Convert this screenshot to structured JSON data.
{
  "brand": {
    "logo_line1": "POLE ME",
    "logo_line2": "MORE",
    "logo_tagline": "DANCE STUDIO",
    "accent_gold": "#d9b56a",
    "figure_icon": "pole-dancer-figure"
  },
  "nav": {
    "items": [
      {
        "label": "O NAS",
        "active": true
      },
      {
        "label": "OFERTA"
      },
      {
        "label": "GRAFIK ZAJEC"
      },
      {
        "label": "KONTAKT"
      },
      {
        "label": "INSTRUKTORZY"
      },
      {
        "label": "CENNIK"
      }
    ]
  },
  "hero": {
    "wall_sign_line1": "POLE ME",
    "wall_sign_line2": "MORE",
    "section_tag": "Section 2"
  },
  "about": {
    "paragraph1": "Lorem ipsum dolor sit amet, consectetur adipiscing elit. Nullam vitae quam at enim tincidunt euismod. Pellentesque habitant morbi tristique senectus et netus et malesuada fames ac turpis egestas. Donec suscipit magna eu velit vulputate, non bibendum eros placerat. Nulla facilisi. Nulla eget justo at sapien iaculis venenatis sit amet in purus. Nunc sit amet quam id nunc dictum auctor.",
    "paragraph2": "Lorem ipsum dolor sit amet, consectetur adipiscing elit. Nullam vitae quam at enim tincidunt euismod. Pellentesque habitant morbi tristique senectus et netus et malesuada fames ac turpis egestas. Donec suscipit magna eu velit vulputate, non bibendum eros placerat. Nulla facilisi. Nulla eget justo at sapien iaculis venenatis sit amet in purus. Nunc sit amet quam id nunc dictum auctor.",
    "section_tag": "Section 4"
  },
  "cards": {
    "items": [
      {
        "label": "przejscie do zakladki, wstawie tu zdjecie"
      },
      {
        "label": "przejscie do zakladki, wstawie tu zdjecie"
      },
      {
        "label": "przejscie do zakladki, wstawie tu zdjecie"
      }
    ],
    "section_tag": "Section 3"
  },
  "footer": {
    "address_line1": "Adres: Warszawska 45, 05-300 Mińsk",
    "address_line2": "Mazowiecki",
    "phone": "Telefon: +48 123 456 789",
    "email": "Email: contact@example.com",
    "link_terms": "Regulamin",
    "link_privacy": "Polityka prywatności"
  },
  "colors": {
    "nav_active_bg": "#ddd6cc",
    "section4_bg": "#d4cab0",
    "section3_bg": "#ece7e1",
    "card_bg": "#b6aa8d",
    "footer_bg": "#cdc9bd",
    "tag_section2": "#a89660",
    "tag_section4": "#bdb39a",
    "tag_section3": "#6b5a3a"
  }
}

▸ **EXERCISE BRIEF**
Print the material once more, exactly.

▸ **COMPLETE RESPONSE**
Convert this screenshot to structured JSON data.
{
  "brand": {
    "logo_line1": "POLE ME",
    "logo_line2": "MORE",
    "logo_tagline": "DANCE STUDIO",
    "accent_gold": "#d9b56a",
    "figure_icon": "pole-dancer-figure"
  },
  "nav": {
    "items": [
      {
        "label": "O NAS",
        "active": true
      },
      {
        "label": "OFERTA"
      },
      {
        "label": "GRAFIK ZAJEC"
      },
      {
        "label": "KONTAKT"
      },
      {
        "label": "INSTRUKTORZY"
      },
      {
        "label": "CENNIK"
      }
    ]
  },
  "hero": {
    "wall_sign_line1": "POLE ME",
    "wall_sign_line2": "MORE",
    "section_tag": "Section 2"
  },
  "about": {
    "paragraph1": "Lorem ipsum dolor sit amet, consectetur adipiscing elit. Nullam vitae quam at enim tincidunt euismod. Pellentesque habitant morbi tristique senectus et netus et malesuada fames ac turpis egestas. Donec suscipit magna eu velit vulputate, non bibendum eros placerat. Nulla facilisi. Nulla eget justo at sapien iaculis venenatis sit amet in purus. Nunc sit amet quam id nunc dictum auctor.",
    "paragraph2": "Lorem ipsum dolor sit amet, consectetur adipiscing elit. Nullam vitae quam at enim tincidunt euismod. Pellentesque habitant morbi tristique senectus et netus et malesuada fames ac turpis egestas. Donec suscipit magna eu velit vulputate, non bibendum eros placerat. Nulla facilisi. Nulla eget justo at sapien iaculis venenatis sit amet in purus. Nunc sit amet quam id nunc dictum auctor.",
    "section_tag": "Section 4"
  },
  "cards": {
    "items": [
      {
        "label": "przejscie do zakladki, wstawie tu zdjecie"
      },
      {
        "label": "przejscie do zakladki, wstawie tu zdjecie"
      },
      {
        "label": "przejscie do zakladki, wstawie tu zdjecie"
      }
    ],
    "section_tag": "Section 3"
  },
  "footer": {
    "address_line1": "Adres: Warszawska 45, 05-300 Mińsk",
    "address_line2": "Mazowiecki",
    "phone": "Telefon: +48 123 456 789",
    "email": "Email: contact@example.com",
    "link_terms": "Regulamin",
    "link_privacy": "Polityka prywatności"
  },
  "colors": {
    "nav_active_bg": "#ddd6cc",
    "section4_bg": "#d4cab0",
    "section3_bg": "#ece7e1",
    "card_bg": "#b6aa8d",
    "footer_bg": "#cdc9bd",
    "tag_section2": "#a89660",
    "tag_section4": "#bdb39a",
    "tag_section3": "#6b5a3a"
  }
}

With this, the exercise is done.